REQUIRED WORK: Every record must be repeated exactly, with no omission.

RECORDS PROVIDED:
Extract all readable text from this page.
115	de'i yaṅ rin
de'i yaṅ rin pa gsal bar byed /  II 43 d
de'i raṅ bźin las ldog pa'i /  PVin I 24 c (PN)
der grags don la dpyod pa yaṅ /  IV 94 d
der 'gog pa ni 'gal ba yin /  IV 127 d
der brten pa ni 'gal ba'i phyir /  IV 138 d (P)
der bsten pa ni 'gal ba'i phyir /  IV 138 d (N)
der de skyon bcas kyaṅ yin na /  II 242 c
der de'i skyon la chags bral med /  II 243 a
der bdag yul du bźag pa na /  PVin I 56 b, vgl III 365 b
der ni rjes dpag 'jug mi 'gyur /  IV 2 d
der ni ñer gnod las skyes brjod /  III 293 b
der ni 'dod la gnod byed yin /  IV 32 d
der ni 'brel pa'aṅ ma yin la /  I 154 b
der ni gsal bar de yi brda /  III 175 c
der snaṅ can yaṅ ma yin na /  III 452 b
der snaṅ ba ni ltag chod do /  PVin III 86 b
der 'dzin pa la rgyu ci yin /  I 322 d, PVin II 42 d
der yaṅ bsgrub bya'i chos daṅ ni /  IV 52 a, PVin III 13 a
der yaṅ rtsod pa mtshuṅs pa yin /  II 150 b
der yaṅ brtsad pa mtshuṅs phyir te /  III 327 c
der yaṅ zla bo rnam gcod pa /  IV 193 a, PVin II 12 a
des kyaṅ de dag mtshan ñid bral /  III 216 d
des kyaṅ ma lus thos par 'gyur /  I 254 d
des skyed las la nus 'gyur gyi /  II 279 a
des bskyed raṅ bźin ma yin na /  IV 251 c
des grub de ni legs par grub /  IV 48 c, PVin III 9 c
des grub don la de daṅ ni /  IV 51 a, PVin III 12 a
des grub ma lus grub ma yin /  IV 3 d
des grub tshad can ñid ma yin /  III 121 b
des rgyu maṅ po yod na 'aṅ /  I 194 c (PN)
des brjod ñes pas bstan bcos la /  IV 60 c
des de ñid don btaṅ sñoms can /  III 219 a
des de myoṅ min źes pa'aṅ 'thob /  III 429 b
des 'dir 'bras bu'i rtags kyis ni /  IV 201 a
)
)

ANSWER FOR THE TASK:
Extract all readable text from this page.
115	de'i yaṅ rin
de'i yaṅ rin pa gsal bar byed /  II 43 d
de'i raṅ bźin las ldog pa'i /  PVin I 24 c (PN)
der grags don la dpyod pa yaṅ /  IV 94 d
der 'gog pa ni 'gal ba yin /  IV 127 d
der brten pa ni 'gal ba'i phyir /  IV 138 d (P)
der bsten pa ni 'gal ba'i phyir /  IV 138 d (N)
der de skyon bcas kyaṅ yin na /  II 242 c
der de'i skyon la chags bral med /  II 243 a
der bdag yul du bźag pa na /  PVin I 56 b, vgl III 365 b
der ni rjes dpag 'jug mi 'gyur /  IV 2 d
der ni ñer gnod las skyes brjod /  III 293 b
der ni 'dod la gnod byed yin /  IV 32 d
der ni 'brel pa'aṅ ma yin la /  I 154 b
der ni gsal bar de yi brda /  III 175 c
der snaṅ can yaṅ ma yin na /  III 452 b
der snaṅ ba ni ltag chod do /  PVin III 86 b
der 'dzin pa la rgyu ci yin /  I 322 d, PVin II 42 d
der yaṅ bsgrub bya'i chos daṅ ni /  IV 52 a, PVin III 13 a
der yaṅ rtsod pa mtshuṅs pa yin /  II 150 b
der yaṅ brtsad pa mtshuṅs phyir te /  III 327 c
der yaṅ zla bo rnam gcod pa /  IV 193 a, PVin II 12 a
des kyaṅ de dag mtshan ñid bral /  III 216 d
des kyaṅ ma lus thos par 'gyur /  I 254 d
des skyed las la nus 'gyur gyi /  II 279 a
des bskyed raṅ bźin ma yin na /  IV 251 c
des grub de ni legs par grub /  IV 48 c, PVin III 9 c
des grub don la de daṅ ni /  IV 51 a, PVin III 12 a
des grub ma lus grub ma yin /  IV 3 d
des grub tshad can ñid ma yin /  III 121 b
des rgyu maṅ po yod na 'aṅ /  I 194 c (PN)
des brjod ñes pas bstan bcos la /  IV 60 c
des de ñid don btaṅ sñoms can /  III 219 a
des de myoṅ min źes pa'aṅ 'thob /  III 429 b
des 'dir 'bras bu'i rtags kyis ni /  IV 201 a
)
)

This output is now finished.